▸ Requirements
(1) According to the sludge treatment excerpt, how much excess sludge is commonly estimated to be produced per kg of BOD removed?
(2) Translate this sentence from the sludge treatment excerpt into Spanish: "The process of aerobically storing sludge and allowing it to decay is called aerobic digestion and is used where anaerobic digestion is not practicable, for example, in the case of small scale units serving small populations."
(3) Rewrite the part of the sludge treatment excerpt that opens with the words containing "which is equivalent" and closes with "daily, kg / day )", putting "aeration basin" in place of "aeration tank".

▸ Excerpt to read

Because it is the organic ( volatile ) fraction that is decaying, it is usual to express the equation in terms of the volatile biomasses X_V and X_{V - O} and a volatile decay constant K_D^' ;

ln ( X_V / X_{V - O} ) = - ( K_D^' ) ( t )

The process of aerobically storing sludge and allowing it to decay is called aerobic digestion and is used where anaerobic digestion is not practicable, for example, in the case of small scale units serving small populations.

Example 4-4 :

3 m³ of excess activated sludge of 75 % volatile matter at 8,000 mg / L is aerobically digested for 10 days. The sludge is then settled to a 1.5 % slurry and transported from the site ; what is the transported volume if K_D^' = 0.07 1 / day.

Calculation :

3 m³ at 8,000 mg / L total solids = 3 m³ at 6,000 mg organics / L. Therefore, after 10 days aerobic digestion, the concentration of organic material is ;

X_V = ( X_{V - O} ) exp ( - K_D^' 10 ) = ( 6,000 ) exp ( - 0.07 x 10 ) = 2,980 mg / L

which is equivalent to a total solids concentration of 2,980 + 2,000 = 4,980 mg / L assuming the 2,000 mg / L inorganic solids remain intact. The total mass is 4,980 x 10^{- 6} x 3 x 10³ = 14.9 kg. At 1.5 % solids ( 15,000 mg / L or 15 kg / m³ ), the total volume transported is 14.9 / 15 = 1 m³.
4.2.4. Sludge Age and Sludge Loading...
The sludge age or mean cell residence time, THETA_C, for an activated sludge unit is defined as ;

THETA_C = ( Mass of sludge solids in the aeration tank, kg ) / ( Mass of sludge solids wasted daily, kg / day )

and has units of days. This may be expressed as ;

THETA_C = [ ( V ) ( X_O ) ] / [ ( F_W ) ( X_O ) ]

where ; V : aeration tank volume, X_O : MLSS concentration and F_W : daily waste flow of excess sludge. A common estimate of excess sludge production would be 0.60 kg dry sludge solids per kg BOD removed. The sludge loading ratio is defined as ;

SLR = ( Mass of BOD₅ input to aeration tank, kg / day) / ( Mass of MLSS in aeration tank, kg )

and has units of kg BOD₅ / kg MLSS . day. It also be written ;

SLR = [ ( F ) ( L_I ) ] / [ ( V ) ( X_O ) ]

where ; F : sewage inflow. This is also known as the food : microorganism ratio ( F : M ).

Extracted data entries:
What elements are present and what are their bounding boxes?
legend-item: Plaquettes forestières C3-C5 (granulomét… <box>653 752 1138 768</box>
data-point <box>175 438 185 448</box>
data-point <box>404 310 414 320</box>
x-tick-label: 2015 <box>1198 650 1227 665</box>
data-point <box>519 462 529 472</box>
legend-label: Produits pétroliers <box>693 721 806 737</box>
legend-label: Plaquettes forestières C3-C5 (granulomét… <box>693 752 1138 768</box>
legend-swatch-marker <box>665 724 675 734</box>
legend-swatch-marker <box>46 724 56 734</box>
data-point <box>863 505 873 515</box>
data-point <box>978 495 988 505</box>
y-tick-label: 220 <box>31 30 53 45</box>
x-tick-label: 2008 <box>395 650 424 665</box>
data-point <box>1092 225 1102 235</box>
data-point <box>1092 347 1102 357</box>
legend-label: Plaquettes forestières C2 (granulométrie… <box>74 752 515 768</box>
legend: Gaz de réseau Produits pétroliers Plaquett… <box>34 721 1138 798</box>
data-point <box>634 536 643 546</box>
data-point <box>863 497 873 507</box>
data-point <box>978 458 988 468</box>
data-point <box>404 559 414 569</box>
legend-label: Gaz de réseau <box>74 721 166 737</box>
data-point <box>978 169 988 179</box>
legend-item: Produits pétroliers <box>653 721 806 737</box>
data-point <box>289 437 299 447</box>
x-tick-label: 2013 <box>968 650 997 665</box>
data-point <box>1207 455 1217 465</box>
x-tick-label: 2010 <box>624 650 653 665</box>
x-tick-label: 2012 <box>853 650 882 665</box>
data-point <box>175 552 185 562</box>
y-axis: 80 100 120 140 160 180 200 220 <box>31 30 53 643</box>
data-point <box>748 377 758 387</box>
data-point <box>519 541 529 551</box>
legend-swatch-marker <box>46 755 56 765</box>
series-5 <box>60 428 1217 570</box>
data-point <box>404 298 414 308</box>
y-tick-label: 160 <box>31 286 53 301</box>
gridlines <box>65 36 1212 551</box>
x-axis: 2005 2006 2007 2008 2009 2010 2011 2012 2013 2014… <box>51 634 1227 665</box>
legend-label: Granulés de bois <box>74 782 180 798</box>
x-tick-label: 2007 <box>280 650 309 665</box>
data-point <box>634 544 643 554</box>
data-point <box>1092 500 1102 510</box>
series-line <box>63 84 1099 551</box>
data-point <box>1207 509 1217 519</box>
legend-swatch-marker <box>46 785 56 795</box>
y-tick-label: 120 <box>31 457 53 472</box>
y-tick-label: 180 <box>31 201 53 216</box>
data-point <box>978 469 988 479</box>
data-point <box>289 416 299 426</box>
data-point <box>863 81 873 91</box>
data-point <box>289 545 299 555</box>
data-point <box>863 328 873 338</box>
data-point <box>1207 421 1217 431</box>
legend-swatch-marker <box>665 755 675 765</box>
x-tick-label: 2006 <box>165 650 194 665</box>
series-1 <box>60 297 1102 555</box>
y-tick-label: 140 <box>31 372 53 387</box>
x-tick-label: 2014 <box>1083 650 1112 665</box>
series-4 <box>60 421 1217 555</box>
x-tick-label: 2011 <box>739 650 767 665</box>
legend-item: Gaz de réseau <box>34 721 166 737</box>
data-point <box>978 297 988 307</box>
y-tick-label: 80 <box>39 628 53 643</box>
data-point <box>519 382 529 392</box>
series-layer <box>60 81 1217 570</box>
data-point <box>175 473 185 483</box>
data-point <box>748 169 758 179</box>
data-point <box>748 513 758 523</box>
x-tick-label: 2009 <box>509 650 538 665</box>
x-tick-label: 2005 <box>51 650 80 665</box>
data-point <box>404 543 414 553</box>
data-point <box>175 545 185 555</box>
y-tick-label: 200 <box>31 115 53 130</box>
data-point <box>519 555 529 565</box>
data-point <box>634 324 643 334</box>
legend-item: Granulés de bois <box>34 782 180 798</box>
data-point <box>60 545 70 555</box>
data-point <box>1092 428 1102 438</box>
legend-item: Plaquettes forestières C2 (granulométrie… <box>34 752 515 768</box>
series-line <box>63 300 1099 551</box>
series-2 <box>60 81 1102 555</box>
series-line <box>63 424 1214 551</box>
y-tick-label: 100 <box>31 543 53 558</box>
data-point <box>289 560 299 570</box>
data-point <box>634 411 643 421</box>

▸ Answers provided
(1) About 0.60 kg of dry sludge solids per kg of BOD removed.

(2) El proceso de almacenar lodos en condiciones aerobias y dejar que se descompongan se denomina digestión aerobia y se utiliza cuando la digestión anaerobia no es viable, por ejemplo, en el caso de unidades de pequeña escala que dan servicio a poblaciones pequeñas.

(3)
which is equivalent to a total solids concentration of 2,980 + 2,000 = 4,980 mg / L assuming the 2,000 mg / L inorganic solids remain intact. The total mass is 4,980 x 10^{- 6} x 3 x 10³ = 14.9 kg. At 1.5 % solids ( 15,000 mg / L or 15 kg / m³ ), the total volume transported is 14.9 / 15 = 1 m³.
4.2.4. Sludge Age and Sludge Loading...
The sludge age or mean cell residence time, THETA_C, for an activated sludge unit is defined as ;

THETA_C = ( Mass of sludge solids in the aeration basin, kg ) / ( Mass of sludge solids wasted daily, kg / day )